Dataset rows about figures
---

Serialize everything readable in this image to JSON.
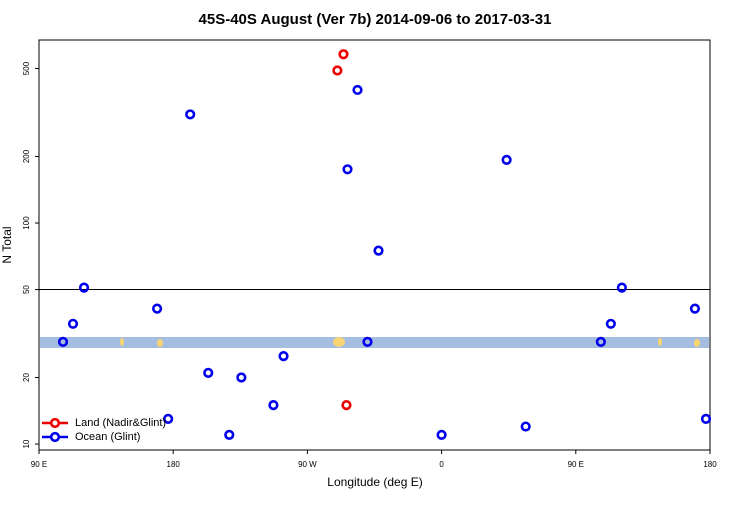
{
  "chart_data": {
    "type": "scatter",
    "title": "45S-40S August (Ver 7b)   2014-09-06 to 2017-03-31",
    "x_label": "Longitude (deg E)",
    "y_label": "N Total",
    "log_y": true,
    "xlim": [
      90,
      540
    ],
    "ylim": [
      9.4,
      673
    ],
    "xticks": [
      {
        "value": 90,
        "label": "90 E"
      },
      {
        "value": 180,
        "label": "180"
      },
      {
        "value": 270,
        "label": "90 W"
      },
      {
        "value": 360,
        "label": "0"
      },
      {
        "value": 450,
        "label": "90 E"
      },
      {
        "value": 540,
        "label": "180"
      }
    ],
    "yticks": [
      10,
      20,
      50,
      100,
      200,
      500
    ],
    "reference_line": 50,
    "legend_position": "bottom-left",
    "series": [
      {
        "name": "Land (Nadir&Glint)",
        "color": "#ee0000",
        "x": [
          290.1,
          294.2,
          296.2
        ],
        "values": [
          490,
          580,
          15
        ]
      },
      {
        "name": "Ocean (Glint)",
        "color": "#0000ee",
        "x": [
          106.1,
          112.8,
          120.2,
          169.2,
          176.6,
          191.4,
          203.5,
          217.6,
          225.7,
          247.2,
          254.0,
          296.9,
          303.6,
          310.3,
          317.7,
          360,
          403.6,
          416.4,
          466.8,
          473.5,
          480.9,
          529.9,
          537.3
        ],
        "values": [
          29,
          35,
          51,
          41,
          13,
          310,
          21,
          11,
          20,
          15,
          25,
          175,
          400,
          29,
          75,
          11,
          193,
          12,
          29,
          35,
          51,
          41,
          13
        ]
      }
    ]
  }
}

---

**What is asked**
Pull out each line of the listing that holds the string "name".

**Task output**
        "name": "Land (Nadir&Glint)",
        "name": "Ocean (Glint)",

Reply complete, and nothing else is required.